Stored records »
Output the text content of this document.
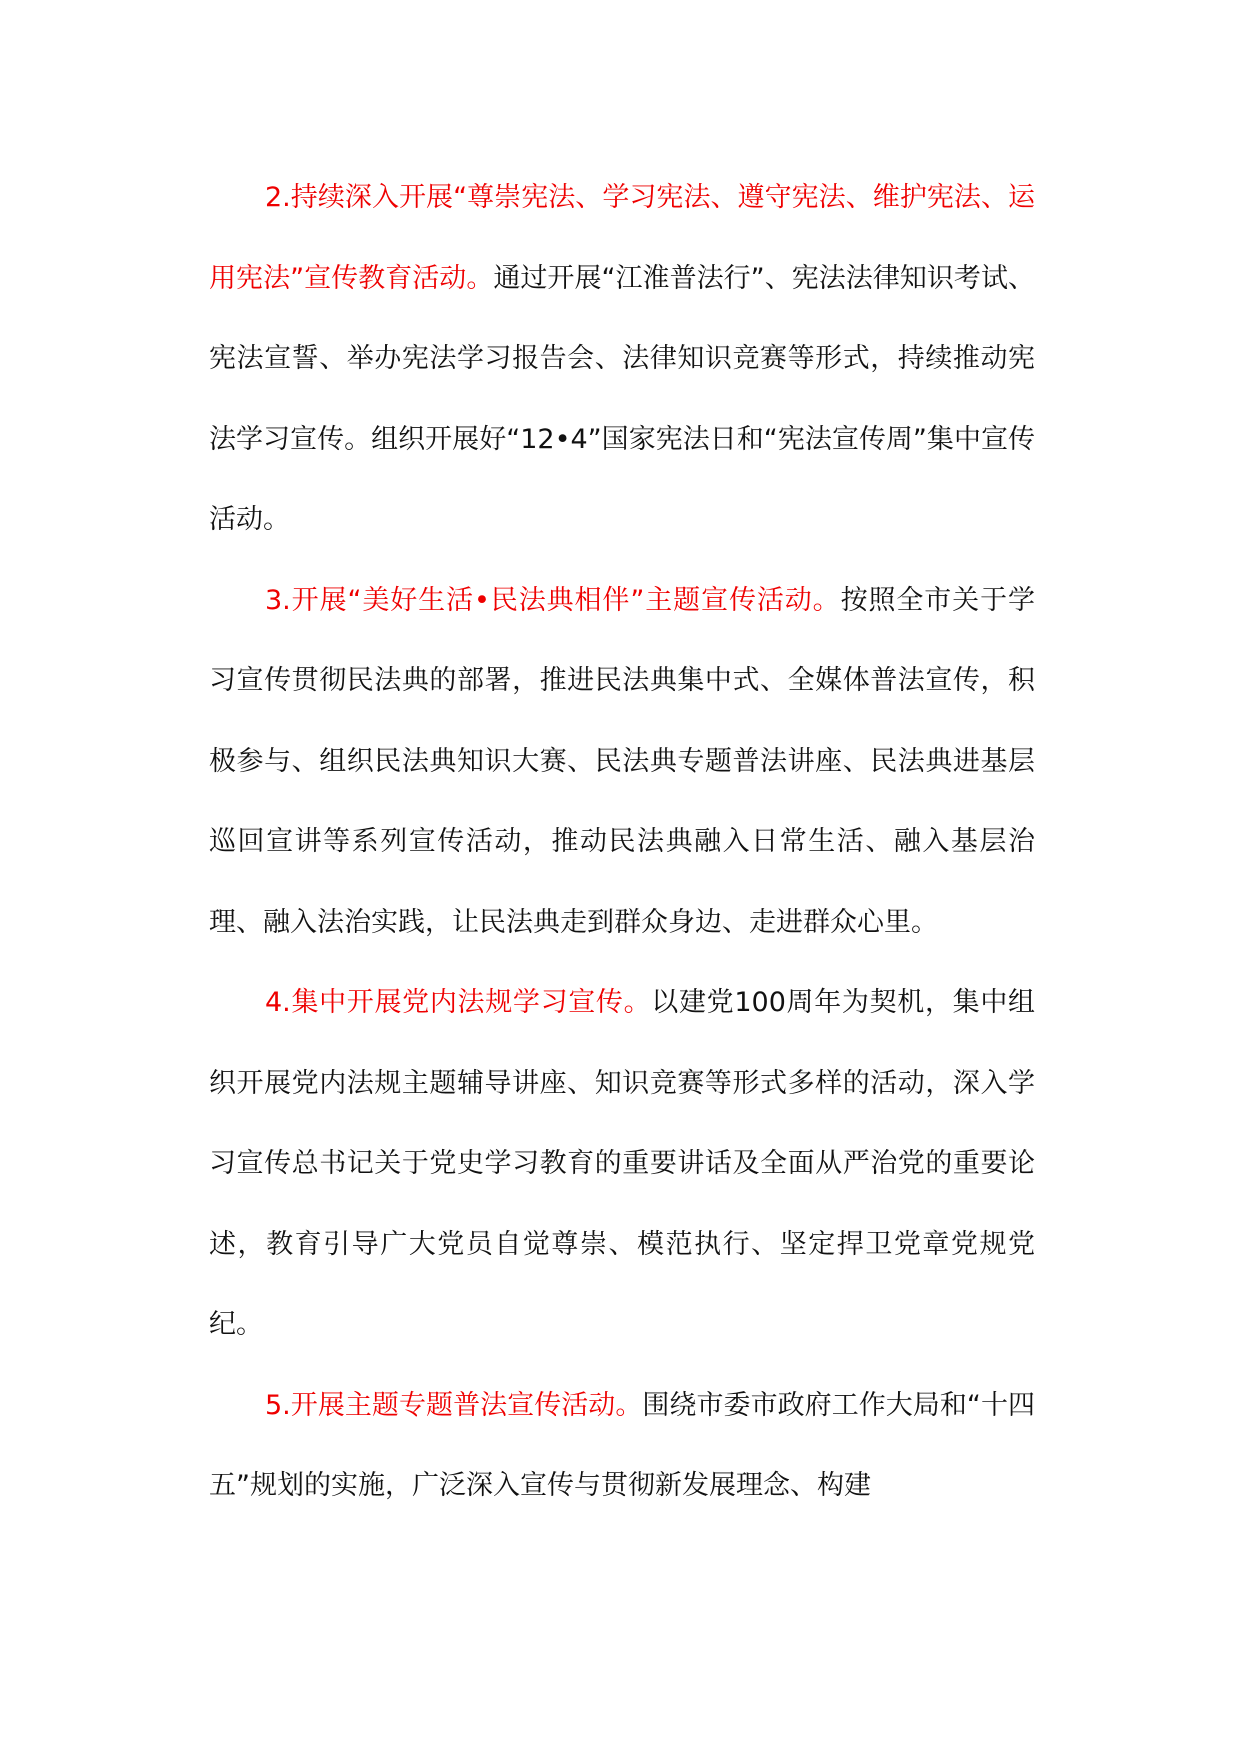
2.持续深入开展“尊崇宪法、学习宪法、遵守宪法、维护宪法、运用宪法”宣传教育活动。通过开展“江淮普法行”、宪法法律知识考试、宪法宣誓、举办宪法学习报告会、法律知识竞赛等形式，持续推动宪法学习宣传。组织开展好“12•4”国家宪法日和“宪法宣传周”集中宣传活动。

3.开展“美好生活•民法典相伴”主题宣传活动。按照全市关于学习宣传贯彻民法典的部署，推进民法典集中式、全媒体普法宣传，积极参与、组织民法典知识大赛、民法典专题普法讲座、民法典进基层巡回宣讲等系列宣传活动，推动民法典融入日常生活、融入基层治理、融入法治实践，让民法典走到群众身边、走进群众心里。

4.集中开展党内法规学习宣传。以建党100周年为契机，集中组织开展党内法规主题辅导讲座、知识竞赛等形式多样的活动，深入学习宣传总书记关于党史学习教育的重要讲话及全面从严治党的重要论述，教育引导广大党员自觉尊崇、模范执行、坚定捍卫党章党规党纪。

5.开展主题专题普法宣传活动。围绕市委市政府工作大局和“十四五”规划的实施，广泛深入宣传与贯彻新发展理念、构建
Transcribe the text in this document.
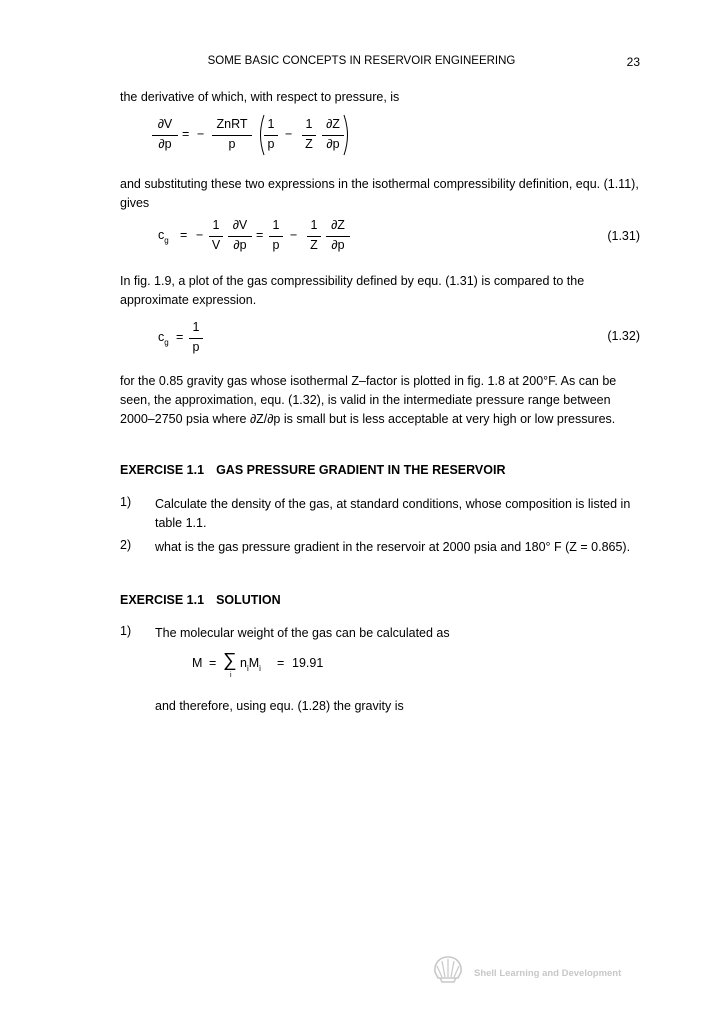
SOME BASIC CONCEPTS IN RESERVOIR ENGINEERING	23
the derivative of which, with respect to pressure, is
∂V
∂p
= −
ZnRT
p
1
p
−
1
Z
∂Z
∂p
and substituting these two expressions in the isothermal compressibility definition, equ. (1.11), gives
$c_g$ = −
1
V
∂V
∂p
=
1
p
−
1
Z
∂Z
∂p
(1.31)
In fig. 1.9, a plot of the gas compressibility defined by equ. (1.31) is compared to the approximate expression.
$c_g$ =
1
p
(1.32)
for the 0.85 gravity gas whose isothermal Z–factor is plotted in fig. 1.8 at 200°F. As can be seen, the approximation, equ. (1.32), is valid in the intermediate pressure range between 2000–2750 psia where ∂Z/∂p is small but is less acceptable at very high or low pressures.
EXERCISE 1.1 GAS PRESSURE GRADIENT IN THE RESERVOIR
1) Calculate the density of the gas, at standard conditions, whose composition is listed in table 1.1.
2) what is the gas pressure gradient in the reservoir at 2000 psia and 180° F (Z = 0.865).
EXERCISE 1.1 SOLUTION
1) The molecular weight of the gas can be calculated as
M = ∑
i
$n_iM_i = 19.91$
and therefore, using equ. (1.28) the gravity is
Shell Learning and Development
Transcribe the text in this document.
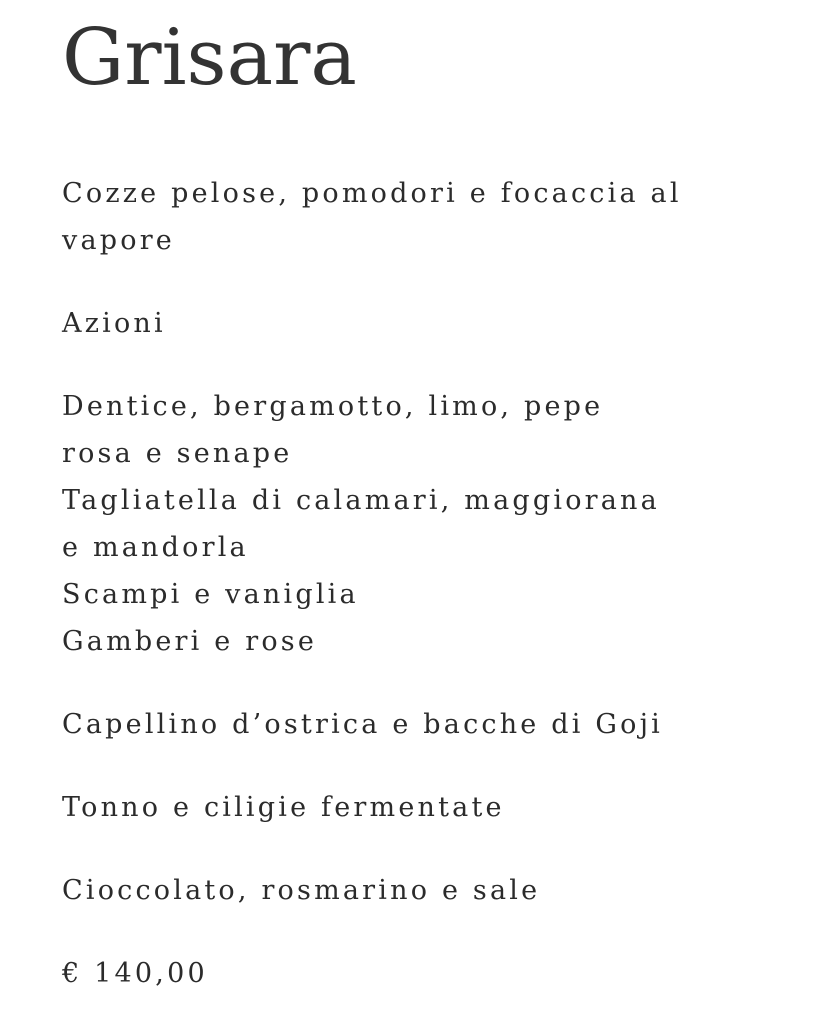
Grisara
Cozze pelose, pomodori e focaccia al vapore
Azioni
Dentice, bergamotto, limo, pepe rosa e senape
Tagliatella di calamari, maggiorana e mandorla
Scampi e vaniglia
Gamberi e rose
Capellino d’ostrica e bacche di Goji
Tonno e ciligie fermentate
Cioccolato, rosmarino e sale
€ 140,00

Task objective »
Reproduce the full listing faithfully, but do not carry over any pictures.

Result of this task »
Output the text content of this document.
2.持续深入开展“尊崇宪法、学习宪法、遵守宪法、维护宪法、运用宪法”宣传教育活动。通过开展“江淮普法行”、宪法法律知识考试、宪法宣誓、举办宪法学习报告会、法律知识竞赛等形式，持续推动宪法学习宣传。组织开展好“12•4”国家宪法日和“宪法宣传周”集中宣传活动。

3.开展“美好生活•民法典相伴”主题宣传活动。按照全市关于学习宣传贯彻民法典的部署，推进民法典集中式、全媒体普法宣传，积极参与、组织民法典知识大赛、民法典专题普法讲座、民法典进基层巡回宣讲等系列宣传活动，推动民法典融入日常生活、融入基层治理、融入法治实践，让民法典走到群众身边、走进群众心里。

4.集中开展党内法规学习宣传。以建党100周年为契机，集中组织开展党内法规主题辅导讲座、知识竞赛等形式多样的活动，深入学习宣传总书记关于党史学习教育的重要讲话及全面从严治党的重要论述，教育引导广大党员自觉尊崇、模范执行、坚定捍卫党章党规党纪。

5.开展主题专题普法宣传活动。围绕市委市政府工作大局和“十四五”规划的实施，广泛深入宣传与贯彻新发展理念、构建
Transcribe the text in this document.
SOME BASIC CONCEPTS IN RESERVOIR ENGINEERING	23
the derivative of which, with respect to pressure, is
∂V
∂p
= −
ZnRT
p
1
p
−
1
Z
∂Z
∂p
and substituting these two expressions in the isothermal compressibility definition, equ. (1.11), gives
$c_g$ = −
1
V
∂V
∂p
=
1
p
−
1
Z
∂Z
∂p
(1.31)
In fig. 1.9, a plot of the gas compressibility defined by equ. (1.31) is compared to the approximate expression.
$c_g$ =
1
p
(1.32)
for the 0.85 gravity gas whose isothermal Z–factor is plotted in fig. 1.8 at 200°F. As can be seen, the approximation, equ. (1.32), is valid in the intermediate pressure range between 2000–2750 psia where ∂Z/∂p is small but is less acceptable at very high or low pressures.
EXERCISE 1.1 GAS PRESSURE GRADIENT IN THE RESERVOIR
1) Calculate the density of the gas, at standard conditions, whose composition is listed in table 1.1.
2) what is the gas pressure gradient in the reservoir at 2000 psia and 180° F (Z = 0.865).
EXERCISE 1.1 SOLUTION
1) The molecular weight of the gas can be calculated as
M = ∑
i
$n_iM_i = 19.91$
and therefore, using equ. (1.28) the gravity is
Shell Learning and Development
Transcribe the text in this document.
Grisara
Cozze pelose, pomodori e focaccia al vapore
Azioni
Dentice, bergamotto, limo, pepe rosa e senape
Tagliatella di calamari, maggiorana e mandorla
Scampi e vaniglia
Gamberi e rose
Capellino d’ostrica e bacche di Goji
Tonno e ciligie fermentate
Cioccolato, rosmarino e sale
€ 140,00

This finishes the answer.